--- WORK INSTRUCTIONS ---
Which lines hold the word "houses"? Copy each one.

⁂

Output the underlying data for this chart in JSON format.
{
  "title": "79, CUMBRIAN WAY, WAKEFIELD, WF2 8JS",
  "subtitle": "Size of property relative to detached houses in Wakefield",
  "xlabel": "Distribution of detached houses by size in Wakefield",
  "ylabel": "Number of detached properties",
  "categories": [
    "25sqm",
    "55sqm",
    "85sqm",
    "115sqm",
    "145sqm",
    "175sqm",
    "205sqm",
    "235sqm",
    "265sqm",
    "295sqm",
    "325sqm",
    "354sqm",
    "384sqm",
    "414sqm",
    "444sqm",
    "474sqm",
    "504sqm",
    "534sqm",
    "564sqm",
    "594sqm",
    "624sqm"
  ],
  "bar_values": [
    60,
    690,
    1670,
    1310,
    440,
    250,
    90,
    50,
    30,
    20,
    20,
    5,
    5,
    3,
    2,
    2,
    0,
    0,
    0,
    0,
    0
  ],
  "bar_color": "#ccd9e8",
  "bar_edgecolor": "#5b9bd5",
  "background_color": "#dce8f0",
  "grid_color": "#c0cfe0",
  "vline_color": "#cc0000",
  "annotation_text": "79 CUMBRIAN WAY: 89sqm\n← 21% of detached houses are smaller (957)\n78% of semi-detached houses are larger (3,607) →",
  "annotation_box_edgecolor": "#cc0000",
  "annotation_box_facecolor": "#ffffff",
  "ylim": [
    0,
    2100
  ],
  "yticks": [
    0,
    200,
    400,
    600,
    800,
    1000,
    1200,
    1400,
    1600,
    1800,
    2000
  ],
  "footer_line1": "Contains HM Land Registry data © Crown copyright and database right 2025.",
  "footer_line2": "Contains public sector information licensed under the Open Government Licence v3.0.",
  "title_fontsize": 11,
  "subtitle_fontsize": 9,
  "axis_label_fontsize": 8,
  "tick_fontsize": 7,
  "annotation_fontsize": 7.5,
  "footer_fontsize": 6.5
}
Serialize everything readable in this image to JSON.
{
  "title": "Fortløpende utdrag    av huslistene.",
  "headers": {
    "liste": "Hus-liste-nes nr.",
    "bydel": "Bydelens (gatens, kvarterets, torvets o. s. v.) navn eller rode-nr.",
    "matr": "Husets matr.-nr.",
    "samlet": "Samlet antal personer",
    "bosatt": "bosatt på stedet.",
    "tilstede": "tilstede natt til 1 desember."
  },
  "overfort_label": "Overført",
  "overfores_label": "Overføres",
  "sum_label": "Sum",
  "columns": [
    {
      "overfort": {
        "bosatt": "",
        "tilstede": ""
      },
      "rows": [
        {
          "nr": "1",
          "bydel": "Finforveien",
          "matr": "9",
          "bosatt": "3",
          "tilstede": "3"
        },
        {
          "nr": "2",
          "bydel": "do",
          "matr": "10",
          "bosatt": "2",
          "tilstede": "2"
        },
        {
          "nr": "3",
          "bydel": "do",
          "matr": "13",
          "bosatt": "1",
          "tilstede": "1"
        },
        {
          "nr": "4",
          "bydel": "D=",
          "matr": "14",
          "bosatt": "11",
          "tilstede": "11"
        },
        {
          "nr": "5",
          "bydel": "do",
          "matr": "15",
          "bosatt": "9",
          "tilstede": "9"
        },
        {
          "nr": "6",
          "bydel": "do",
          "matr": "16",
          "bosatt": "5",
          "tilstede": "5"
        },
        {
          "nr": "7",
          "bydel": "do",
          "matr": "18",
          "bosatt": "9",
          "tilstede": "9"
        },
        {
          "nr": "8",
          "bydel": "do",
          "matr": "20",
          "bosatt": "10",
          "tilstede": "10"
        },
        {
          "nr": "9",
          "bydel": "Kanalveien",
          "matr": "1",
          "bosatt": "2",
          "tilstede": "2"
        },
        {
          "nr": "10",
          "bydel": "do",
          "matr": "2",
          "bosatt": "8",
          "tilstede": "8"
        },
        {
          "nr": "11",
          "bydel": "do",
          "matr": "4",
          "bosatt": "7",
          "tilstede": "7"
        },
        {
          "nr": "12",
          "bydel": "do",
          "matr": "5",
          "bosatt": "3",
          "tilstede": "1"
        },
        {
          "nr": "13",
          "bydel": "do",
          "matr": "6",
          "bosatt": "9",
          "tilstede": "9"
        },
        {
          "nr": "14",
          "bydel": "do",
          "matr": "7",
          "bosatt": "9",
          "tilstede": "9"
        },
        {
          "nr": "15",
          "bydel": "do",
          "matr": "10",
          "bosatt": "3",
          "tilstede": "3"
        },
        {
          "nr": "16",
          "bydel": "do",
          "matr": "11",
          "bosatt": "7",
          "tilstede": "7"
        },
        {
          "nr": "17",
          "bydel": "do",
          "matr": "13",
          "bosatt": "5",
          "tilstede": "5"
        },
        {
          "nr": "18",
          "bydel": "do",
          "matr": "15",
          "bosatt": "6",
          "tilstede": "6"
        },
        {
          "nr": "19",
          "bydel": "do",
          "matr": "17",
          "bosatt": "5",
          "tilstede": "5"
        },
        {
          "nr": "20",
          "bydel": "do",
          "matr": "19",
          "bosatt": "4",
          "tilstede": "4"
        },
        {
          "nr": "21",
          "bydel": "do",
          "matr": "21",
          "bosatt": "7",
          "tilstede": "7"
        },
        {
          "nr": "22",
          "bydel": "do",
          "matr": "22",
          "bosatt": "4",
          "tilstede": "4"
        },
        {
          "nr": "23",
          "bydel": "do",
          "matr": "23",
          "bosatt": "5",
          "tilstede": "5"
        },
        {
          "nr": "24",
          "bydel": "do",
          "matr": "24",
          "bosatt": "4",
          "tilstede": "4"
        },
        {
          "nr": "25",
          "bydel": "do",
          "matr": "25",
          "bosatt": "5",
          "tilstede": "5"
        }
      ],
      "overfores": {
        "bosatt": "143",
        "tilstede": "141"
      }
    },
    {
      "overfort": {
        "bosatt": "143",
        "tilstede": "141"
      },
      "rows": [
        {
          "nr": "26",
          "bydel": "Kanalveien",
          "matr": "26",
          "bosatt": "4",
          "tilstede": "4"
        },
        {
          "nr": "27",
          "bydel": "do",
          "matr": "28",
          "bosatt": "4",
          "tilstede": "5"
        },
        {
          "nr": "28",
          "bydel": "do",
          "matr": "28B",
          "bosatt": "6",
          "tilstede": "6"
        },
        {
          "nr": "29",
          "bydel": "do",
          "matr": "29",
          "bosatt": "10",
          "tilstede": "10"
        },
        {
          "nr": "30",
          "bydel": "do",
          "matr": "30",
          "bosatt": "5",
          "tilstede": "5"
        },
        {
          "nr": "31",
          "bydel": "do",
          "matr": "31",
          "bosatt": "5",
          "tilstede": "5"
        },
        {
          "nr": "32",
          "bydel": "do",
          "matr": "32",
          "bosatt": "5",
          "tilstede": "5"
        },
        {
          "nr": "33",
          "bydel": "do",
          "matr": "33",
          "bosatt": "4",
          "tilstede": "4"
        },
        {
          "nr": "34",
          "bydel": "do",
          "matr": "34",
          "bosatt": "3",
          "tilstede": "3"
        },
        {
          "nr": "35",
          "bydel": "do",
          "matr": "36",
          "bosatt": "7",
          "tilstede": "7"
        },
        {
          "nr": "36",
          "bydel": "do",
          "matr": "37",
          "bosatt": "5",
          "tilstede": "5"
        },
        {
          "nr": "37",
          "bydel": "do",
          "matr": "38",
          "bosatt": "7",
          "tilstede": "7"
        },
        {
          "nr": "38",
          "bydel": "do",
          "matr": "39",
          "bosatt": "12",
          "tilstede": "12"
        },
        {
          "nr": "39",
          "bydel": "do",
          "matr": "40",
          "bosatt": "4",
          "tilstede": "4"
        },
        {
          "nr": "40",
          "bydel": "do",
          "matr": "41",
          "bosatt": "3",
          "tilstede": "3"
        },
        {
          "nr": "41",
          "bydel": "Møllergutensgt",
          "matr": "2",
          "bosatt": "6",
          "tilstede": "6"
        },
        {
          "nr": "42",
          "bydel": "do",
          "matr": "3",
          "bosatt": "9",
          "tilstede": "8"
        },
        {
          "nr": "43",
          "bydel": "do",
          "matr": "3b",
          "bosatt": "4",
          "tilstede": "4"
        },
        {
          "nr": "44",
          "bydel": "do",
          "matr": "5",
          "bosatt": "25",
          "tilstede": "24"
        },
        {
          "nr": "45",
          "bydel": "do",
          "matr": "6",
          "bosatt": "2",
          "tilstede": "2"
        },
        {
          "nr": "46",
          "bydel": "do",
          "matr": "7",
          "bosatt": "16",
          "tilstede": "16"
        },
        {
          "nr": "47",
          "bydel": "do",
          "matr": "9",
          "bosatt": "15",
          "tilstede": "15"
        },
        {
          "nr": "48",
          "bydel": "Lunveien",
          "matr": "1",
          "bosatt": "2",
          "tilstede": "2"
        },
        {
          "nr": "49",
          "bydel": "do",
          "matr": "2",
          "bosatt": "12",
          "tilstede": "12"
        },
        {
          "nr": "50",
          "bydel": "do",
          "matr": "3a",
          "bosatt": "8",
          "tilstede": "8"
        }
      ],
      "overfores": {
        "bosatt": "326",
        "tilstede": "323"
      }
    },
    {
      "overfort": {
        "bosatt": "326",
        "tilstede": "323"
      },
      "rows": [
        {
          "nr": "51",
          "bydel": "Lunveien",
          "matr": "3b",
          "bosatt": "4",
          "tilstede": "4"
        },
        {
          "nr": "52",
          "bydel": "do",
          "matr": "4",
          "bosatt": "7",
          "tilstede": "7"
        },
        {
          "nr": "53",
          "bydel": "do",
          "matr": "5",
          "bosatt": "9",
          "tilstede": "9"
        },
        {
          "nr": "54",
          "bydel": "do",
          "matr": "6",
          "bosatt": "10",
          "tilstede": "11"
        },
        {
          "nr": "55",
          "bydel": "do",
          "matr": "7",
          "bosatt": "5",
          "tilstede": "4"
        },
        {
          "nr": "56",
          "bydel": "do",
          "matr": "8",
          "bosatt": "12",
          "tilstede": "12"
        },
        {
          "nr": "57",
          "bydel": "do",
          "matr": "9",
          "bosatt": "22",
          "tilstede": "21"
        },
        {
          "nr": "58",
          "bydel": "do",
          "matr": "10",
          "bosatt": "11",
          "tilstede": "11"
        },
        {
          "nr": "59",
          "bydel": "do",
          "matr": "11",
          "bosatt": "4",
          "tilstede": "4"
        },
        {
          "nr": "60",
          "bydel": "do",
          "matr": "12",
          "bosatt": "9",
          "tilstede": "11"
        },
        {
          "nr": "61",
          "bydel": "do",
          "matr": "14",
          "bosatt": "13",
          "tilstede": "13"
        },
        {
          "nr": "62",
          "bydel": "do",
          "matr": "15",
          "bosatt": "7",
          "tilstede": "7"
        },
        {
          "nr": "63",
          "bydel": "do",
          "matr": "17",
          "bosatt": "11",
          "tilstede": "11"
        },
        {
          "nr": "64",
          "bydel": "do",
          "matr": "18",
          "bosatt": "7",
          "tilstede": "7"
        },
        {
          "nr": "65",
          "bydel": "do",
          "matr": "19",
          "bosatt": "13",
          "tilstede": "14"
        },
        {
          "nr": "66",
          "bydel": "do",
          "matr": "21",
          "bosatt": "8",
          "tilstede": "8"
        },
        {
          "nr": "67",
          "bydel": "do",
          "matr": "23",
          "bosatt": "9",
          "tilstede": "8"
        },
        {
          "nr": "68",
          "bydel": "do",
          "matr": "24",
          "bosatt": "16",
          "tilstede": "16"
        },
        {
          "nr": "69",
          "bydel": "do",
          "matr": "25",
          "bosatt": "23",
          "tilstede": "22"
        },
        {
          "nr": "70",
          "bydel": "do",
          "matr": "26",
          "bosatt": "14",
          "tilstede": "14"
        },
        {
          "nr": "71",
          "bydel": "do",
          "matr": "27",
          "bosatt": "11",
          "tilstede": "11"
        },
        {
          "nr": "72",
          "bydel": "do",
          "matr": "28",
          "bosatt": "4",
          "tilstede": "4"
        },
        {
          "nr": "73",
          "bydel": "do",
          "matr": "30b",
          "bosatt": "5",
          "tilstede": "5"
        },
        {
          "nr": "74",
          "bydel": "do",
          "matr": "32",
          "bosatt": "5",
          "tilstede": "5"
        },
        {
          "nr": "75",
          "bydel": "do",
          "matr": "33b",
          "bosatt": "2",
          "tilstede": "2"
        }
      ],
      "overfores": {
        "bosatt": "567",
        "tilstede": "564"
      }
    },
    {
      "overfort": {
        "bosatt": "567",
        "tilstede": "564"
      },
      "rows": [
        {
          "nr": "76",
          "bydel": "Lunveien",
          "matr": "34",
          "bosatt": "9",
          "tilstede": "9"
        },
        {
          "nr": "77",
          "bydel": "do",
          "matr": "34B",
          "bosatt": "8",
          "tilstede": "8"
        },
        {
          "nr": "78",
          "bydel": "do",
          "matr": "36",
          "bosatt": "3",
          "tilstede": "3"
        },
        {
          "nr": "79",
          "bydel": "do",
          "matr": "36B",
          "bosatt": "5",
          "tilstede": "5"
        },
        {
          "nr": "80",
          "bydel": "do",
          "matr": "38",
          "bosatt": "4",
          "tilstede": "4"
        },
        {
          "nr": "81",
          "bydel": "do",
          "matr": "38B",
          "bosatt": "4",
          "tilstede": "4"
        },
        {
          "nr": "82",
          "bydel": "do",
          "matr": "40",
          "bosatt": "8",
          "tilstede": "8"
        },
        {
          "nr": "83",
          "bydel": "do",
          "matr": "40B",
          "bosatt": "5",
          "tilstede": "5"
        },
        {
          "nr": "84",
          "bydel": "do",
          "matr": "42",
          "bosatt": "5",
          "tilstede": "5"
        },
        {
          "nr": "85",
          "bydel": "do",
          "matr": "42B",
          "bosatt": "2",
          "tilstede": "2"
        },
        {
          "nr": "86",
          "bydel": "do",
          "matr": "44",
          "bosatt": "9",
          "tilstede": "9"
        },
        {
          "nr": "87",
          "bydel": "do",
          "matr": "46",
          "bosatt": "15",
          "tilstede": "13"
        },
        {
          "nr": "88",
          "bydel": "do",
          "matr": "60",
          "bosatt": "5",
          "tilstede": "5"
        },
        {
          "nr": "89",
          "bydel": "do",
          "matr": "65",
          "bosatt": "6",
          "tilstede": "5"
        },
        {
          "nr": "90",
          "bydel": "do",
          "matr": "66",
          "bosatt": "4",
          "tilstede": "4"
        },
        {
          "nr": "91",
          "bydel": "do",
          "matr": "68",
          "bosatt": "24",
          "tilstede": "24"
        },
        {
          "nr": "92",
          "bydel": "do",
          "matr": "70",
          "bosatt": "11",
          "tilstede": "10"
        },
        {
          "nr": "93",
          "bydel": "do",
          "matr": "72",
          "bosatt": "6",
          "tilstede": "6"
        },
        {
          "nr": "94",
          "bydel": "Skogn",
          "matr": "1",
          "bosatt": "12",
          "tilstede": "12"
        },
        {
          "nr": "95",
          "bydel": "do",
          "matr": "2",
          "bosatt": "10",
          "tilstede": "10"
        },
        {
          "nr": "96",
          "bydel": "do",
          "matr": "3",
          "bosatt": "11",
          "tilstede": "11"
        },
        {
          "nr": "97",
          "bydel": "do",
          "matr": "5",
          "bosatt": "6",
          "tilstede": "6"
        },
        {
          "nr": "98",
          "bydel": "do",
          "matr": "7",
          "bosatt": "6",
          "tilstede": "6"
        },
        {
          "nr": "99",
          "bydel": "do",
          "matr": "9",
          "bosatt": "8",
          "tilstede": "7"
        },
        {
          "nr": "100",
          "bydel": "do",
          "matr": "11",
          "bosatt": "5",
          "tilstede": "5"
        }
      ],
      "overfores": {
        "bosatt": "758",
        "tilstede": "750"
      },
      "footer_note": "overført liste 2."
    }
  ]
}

⁂

--- TASK RESPONSE ---
  "subtitle": "Size of property relative to detached houses in Wakefield",
  "xlabel": "Distribution of detached houses by size in Wakefield",
  "annotation_text": "79 CUMBRIAN WAY: 89sqm\n← 21% of detached houses are smaller (957)\n78% of semi-detached houses are larger (3,607) →",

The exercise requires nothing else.